Figure record extracts
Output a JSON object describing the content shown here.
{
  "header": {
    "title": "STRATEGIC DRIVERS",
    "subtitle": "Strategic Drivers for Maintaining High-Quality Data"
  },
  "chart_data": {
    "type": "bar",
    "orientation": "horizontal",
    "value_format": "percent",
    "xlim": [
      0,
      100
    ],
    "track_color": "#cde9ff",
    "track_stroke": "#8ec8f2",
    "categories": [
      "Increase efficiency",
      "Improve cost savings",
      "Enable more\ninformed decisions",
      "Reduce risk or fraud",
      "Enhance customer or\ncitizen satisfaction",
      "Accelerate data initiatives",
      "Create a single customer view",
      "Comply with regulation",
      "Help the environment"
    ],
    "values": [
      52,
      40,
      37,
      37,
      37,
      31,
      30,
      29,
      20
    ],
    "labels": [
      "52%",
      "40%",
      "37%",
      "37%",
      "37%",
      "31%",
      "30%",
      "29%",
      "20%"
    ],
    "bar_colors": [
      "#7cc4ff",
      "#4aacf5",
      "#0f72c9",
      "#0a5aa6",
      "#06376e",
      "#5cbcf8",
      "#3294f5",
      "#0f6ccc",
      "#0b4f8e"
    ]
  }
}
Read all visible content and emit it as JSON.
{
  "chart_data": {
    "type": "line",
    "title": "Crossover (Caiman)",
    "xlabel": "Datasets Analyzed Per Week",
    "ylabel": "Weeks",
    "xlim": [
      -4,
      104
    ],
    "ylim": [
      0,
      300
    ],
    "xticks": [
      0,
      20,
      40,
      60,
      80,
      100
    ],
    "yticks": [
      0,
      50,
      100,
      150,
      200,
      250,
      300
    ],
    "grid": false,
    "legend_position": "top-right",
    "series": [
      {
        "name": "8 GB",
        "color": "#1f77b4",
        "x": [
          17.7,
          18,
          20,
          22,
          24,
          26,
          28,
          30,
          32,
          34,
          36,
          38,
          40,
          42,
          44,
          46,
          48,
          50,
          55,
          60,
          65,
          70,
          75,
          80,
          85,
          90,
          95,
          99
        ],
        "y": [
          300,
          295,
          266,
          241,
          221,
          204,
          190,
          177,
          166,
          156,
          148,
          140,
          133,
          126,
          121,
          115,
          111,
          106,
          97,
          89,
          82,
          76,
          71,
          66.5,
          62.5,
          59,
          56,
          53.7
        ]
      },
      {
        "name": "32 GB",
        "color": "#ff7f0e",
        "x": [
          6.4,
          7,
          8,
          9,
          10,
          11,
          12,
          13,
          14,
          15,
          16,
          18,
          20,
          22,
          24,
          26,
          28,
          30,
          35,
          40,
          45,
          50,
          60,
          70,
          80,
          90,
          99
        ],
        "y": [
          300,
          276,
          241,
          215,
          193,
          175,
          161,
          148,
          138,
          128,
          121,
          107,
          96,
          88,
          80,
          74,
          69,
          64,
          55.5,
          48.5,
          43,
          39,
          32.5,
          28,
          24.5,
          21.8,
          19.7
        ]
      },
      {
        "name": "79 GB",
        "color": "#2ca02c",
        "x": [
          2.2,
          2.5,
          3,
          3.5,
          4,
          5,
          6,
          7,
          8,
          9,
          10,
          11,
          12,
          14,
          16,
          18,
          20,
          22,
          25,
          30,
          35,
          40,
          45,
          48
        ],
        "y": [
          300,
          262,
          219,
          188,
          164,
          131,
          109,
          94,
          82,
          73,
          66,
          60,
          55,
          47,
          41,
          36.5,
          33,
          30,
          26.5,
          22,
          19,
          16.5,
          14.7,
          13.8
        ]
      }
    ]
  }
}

[Task requirements] Extract each line of the material exactly as it stands.

[Solution to this task]
Output a JSON object describing the content shown here.
{
  "header": {
    "title": "STRATEGIC DRIVERS",
    "subtitle": "Strategic Drivers for Maintaining High-Quality Data"
  },
  "chart_data": {
    "type": "bar",
    "orientation": "horizontal",
    "value_format": "percent",
    "xlim": [
      0,
      100
    ],
    "track_color": "#cde9ff",
    "track_stroke": "#8ec8f2",
    "categories": [
      "Increase efficiency",
      "Improve cost savings",
      "Enable more\ninformed decisions",
      "Reduce risk or fraud",
      "Enhance customer or\ncitizen satisfaction",
      "Accelerate data initiatives",
      "Create a single customer view",
      "Comply with regulation",
      "Help the environment"
    ],
    "values": [
      52,
      40,
      37,
      37,
      37,
      31,
      30,
      29,
      20
    ],
    "labels": [
      "52%",
      "40%",
      "37%",
      "37%",
      "37%",
      "31%",
      "30%",
      "29%",
      "20%"
    ],
    "bar_colors": [
      "#7cc4ff",
      "#4aacf5",
      "#0f72c9",
      "#0a5aa6",
      "#06376e",
      "#5cbcf8",
      "#3294f5",
      "#0f6ccc",
      "#0b4f8e"
    ]
  }
}
Read all visible content and emit it as JSON.
{
  "chart_data": {
    "type": "line",
    "title": "Crossover (Caiman)",
    "xlabel": "Datasets Analyzed Per Week",
    "ylabel": "Weeks",
    "xlim": [
      -4,
      104
    ],
    "ylim": [
      0,
      300
    ],
    "xticks": [
      0,
      20,
      40,
      60,
      80,
      100
    ],
    "yticks": [
      0,
      50,
      100,
      150,
      200,
      250,
      300
    ],
    "grid": false,
    "legend_position": "top-right",
    "series": [
      {
        "name": "8 GB",
        "color": "#1f77b4",
        "x": [
          17.7,
          18,
          20,
          22,
          24,
          26,
          28,
          30,
          32,
          34,
          36,
          38,
          40,
          42,
          44,
          46,
          48,
          50,
          55,
          60,
          65,
          70,
          75,
          80,
          85,
          90,
          95,
          99
        ],
        "y": [
          300,
          295,
          266,
          241,
          221,
          204,
          190,
          177,
          166,
          156,
          148,
          140,
          133,
          126,
          121,
          115,
          111,
          106,
          97,
          89,
          82,
          76,
          71,
          66.5,
          62.5,
          59,
          56,
          53.7
        ]
      },
      {
        "name": "32 GB",
        "color": "#ff7f0e",
        "x": [
          6.4,
          7,
          8,
          9,
          10,
          11,
          12,
          13,
          14,
          15,
          16,
          18,
          20,
          22,
          24,
          26,
          28,
          30,
          35,
          40,
          45,
          50,
          60,
          70,
          80,
          90,
          99
        ],
        "y": [
          300,
          276,
          241,
          215,
          193,
          175,
          161,
          148,
          138,
          128,
          121,
          107,
          96,
          88,
          80,
          74,
          69,
          64,
          55.5,
          48.5,
          43,
          39,
          32.5,
          28,
          24.5,
          21.8,
          19.7
        ]
      },
      {
        "name": "79 GB",
        "color": "#2ca02c",
        "x": [
          2.2,
          2.5,
          3,
          3.5,
          4,
          5,
          6,
          7,
          8,
          9,
          10,
          11,
          12,
          14,
          16,
          18,
          20,
          22,
          25,
          30,
          35,
          40,
          45,
          48
        ],
        "y": [
          300,
          262,
          219,
          188,
          164,
          131,
          109,
          94,
          82,
          73,
          66,
          60,
          55,
          47,
          41,
          36.5,
          33,
          30,
          26.5,
          22,
          19,
          16.5,
          14.7,
          13.8
        ]
      }
    ]
  }
}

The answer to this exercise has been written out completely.